-- begin RAW RECORDS --

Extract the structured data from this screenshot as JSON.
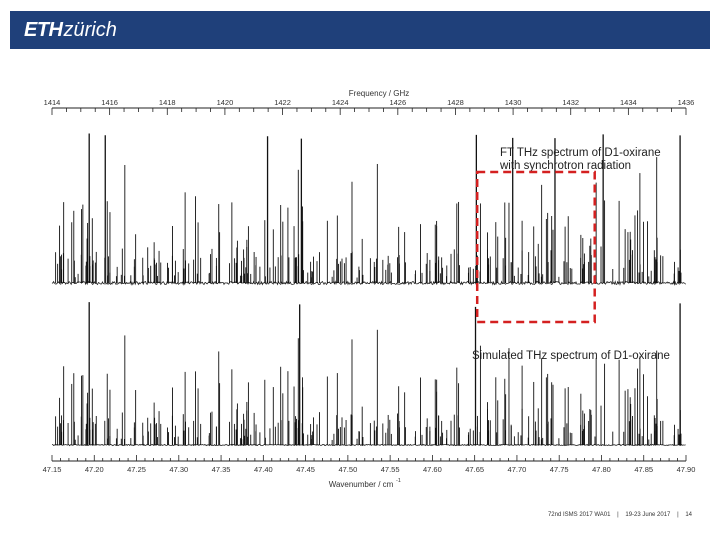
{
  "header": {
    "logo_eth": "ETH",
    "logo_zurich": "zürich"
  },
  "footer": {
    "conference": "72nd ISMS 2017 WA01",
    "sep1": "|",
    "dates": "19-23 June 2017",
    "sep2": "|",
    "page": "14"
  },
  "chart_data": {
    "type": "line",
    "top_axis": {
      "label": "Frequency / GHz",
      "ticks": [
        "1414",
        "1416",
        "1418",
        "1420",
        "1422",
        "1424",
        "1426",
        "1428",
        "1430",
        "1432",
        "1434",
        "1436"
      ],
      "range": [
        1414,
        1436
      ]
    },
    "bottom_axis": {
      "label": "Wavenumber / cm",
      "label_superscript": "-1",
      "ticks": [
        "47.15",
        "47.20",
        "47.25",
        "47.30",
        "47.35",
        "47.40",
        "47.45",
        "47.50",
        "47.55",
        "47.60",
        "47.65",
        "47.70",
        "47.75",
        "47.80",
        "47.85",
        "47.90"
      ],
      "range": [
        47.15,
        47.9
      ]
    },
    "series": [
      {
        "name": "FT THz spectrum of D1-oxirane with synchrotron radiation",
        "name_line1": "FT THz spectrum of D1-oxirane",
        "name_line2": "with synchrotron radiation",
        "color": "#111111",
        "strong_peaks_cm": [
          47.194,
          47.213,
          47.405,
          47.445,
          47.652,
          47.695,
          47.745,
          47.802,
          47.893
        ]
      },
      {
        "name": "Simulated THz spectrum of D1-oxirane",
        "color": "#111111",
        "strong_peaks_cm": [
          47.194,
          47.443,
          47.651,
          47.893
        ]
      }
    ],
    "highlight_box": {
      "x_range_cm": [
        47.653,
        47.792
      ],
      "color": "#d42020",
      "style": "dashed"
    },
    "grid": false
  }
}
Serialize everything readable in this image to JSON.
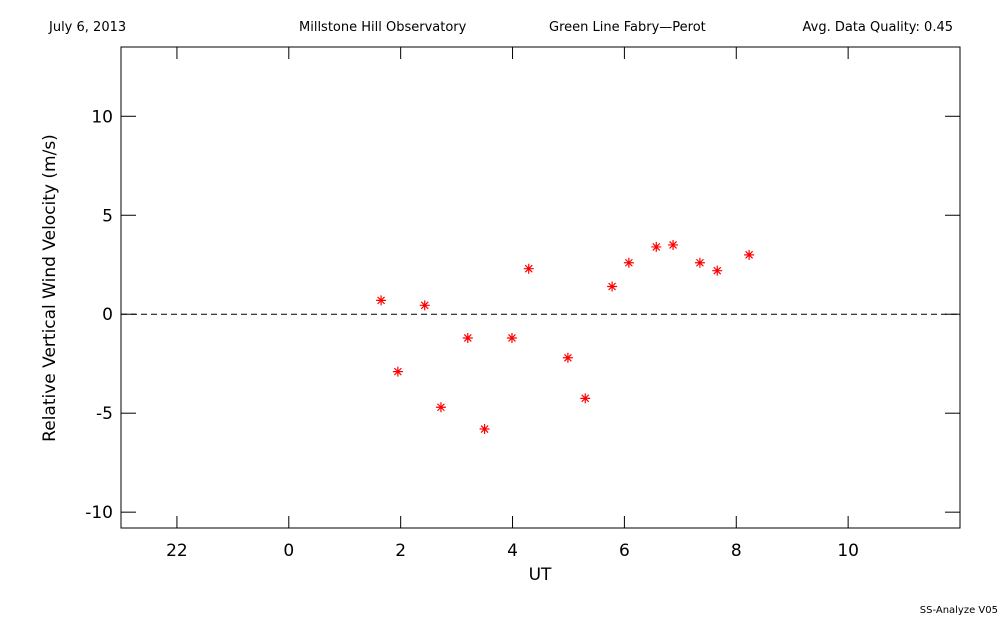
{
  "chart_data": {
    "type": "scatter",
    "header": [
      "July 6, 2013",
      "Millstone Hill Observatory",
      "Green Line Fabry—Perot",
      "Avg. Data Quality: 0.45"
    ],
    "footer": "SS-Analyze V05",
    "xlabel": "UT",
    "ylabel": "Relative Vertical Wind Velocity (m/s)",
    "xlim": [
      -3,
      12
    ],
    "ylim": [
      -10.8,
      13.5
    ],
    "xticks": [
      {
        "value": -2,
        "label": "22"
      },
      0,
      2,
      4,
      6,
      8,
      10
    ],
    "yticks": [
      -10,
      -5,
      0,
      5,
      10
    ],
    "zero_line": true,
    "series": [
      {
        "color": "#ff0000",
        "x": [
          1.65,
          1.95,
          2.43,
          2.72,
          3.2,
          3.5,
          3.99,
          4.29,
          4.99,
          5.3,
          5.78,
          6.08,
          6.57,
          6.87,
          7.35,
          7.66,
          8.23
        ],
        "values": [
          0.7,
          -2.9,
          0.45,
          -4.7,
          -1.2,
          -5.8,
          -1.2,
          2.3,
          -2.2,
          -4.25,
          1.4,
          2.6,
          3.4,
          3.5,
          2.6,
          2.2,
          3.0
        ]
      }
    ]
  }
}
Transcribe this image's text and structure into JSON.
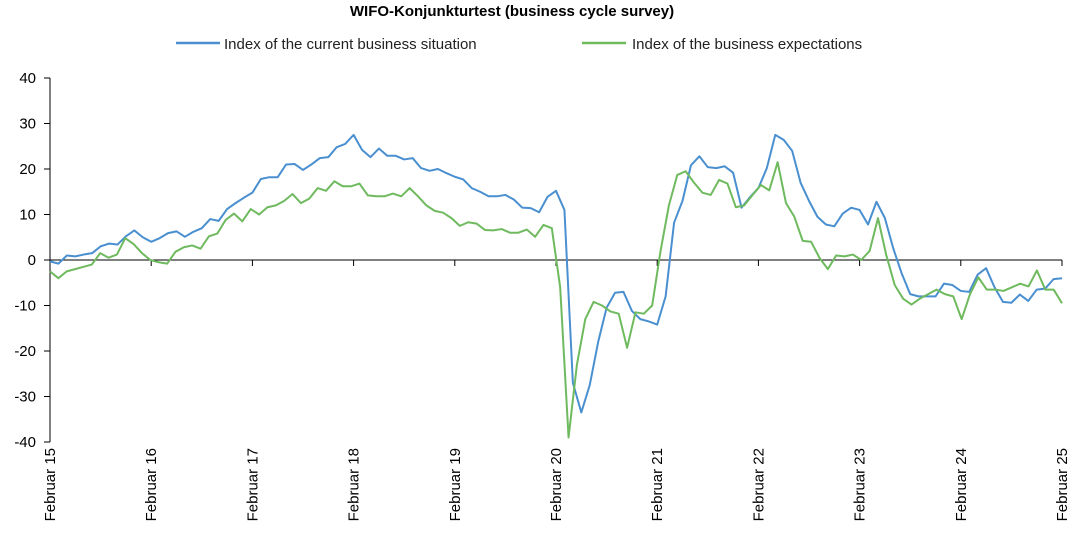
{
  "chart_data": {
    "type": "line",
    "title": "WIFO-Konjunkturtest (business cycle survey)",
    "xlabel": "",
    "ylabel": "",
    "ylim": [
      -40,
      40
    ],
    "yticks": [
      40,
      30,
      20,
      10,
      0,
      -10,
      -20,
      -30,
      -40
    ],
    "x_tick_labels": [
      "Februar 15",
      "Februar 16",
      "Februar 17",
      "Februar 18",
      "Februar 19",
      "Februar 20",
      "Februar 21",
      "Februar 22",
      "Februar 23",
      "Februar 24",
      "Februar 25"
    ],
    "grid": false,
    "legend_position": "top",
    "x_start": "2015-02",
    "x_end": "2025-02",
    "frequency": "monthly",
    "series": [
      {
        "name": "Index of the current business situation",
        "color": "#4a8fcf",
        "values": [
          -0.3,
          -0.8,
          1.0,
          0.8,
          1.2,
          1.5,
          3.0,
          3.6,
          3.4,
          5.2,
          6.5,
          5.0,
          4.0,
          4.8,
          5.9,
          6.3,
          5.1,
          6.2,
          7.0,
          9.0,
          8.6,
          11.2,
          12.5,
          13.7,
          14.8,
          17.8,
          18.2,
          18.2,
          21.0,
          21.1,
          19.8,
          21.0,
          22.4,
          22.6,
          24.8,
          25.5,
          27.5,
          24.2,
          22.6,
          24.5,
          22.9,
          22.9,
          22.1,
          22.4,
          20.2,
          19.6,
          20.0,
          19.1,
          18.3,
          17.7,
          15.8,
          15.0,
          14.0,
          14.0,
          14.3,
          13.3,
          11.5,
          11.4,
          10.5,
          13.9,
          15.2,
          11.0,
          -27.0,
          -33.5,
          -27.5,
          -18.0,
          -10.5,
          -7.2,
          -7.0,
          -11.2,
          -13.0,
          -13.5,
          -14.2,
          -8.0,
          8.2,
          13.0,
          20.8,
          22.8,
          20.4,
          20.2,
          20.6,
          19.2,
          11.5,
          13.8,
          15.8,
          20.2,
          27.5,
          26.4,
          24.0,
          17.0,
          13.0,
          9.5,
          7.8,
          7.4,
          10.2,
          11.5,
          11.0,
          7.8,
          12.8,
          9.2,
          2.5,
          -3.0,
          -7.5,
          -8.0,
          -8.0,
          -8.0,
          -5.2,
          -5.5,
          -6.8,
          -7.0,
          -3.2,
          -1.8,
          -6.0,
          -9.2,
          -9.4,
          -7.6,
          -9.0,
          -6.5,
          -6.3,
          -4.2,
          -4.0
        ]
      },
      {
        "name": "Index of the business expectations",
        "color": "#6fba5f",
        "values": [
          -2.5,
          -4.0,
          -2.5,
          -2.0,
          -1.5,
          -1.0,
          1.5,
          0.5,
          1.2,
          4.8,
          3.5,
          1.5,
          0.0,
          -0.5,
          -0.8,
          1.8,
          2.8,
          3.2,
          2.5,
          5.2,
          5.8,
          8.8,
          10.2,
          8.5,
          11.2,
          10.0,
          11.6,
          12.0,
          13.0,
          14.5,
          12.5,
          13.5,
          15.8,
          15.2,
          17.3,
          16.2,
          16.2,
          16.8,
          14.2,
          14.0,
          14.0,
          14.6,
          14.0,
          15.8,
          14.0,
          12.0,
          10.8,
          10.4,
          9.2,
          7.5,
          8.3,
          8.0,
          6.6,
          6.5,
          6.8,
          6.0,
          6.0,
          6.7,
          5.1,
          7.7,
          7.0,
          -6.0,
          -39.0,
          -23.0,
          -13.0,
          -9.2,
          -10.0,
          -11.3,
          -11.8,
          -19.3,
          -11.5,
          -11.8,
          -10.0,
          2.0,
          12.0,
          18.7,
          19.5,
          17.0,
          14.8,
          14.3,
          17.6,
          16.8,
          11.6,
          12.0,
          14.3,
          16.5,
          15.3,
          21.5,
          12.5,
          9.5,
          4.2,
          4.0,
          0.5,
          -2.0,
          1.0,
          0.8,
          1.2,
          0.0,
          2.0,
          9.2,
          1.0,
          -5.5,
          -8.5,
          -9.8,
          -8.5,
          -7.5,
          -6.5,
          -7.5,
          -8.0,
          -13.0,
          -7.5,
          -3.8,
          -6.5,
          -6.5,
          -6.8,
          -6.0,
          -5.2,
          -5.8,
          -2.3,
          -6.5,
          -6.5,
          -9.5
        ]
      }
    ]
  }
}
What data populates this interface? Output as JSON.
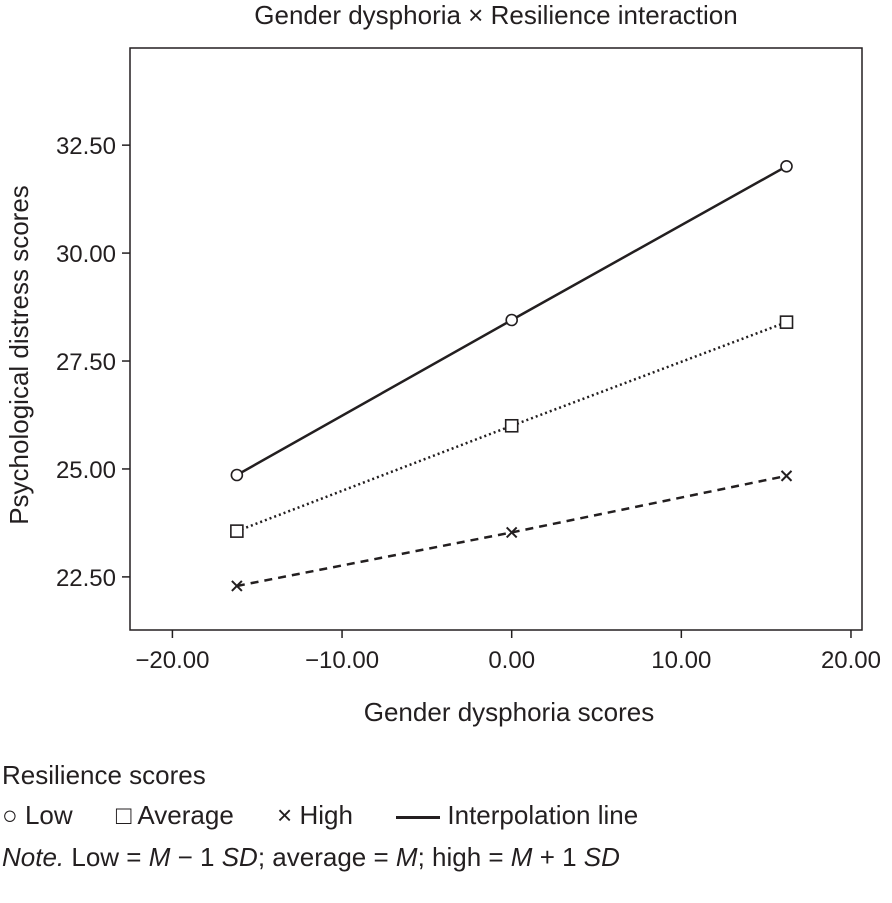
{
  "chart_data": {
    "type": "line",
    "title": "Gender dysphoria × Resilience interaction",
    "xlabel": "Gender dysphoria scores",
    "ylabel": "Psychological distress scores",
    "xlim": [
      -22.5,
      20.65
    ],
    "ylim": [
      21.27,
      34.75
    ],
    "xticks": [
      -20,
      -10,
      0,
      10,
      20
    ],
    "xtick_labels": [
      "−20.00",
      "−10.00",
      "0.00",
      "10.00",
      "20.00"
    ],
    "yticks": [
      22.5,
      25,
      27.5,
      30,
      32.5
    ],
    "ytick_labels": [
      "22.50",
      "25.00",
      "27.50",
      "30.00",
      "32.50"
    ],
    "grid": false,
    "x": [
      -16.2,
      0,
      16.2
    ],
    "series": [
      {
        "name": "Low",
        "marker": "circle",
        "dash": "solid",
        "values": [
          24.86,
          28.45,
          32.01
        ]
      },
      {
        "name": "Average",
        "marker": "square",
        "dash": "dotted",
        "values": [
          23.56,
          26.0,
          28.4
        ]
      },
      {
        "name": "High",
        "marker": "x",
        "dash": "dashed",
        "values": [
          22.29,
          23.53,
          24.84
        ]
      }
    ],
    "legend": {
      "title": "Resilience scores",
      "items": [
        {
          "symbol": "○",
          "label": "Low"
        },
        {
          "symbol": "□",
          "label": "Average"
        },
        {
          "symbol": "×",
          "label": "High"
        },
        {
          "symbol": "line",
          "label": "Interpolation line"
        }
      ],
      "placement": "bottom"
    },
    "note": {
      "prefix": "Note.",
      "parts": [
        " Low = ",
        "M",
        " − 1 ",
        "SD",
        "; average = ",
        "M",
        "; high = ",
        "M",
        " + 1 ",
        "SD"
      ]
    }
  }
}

-- end RAW RECORDS --

**DIRECTIONS FOR THIS TASK**
Which lines hold the word "dysphoria"? Show each one.

**PROBLEM SOLUTION**
    "title": "Gender dysphoria × Resilience interaction",
    "xlabel": "Gender dysphoria scores",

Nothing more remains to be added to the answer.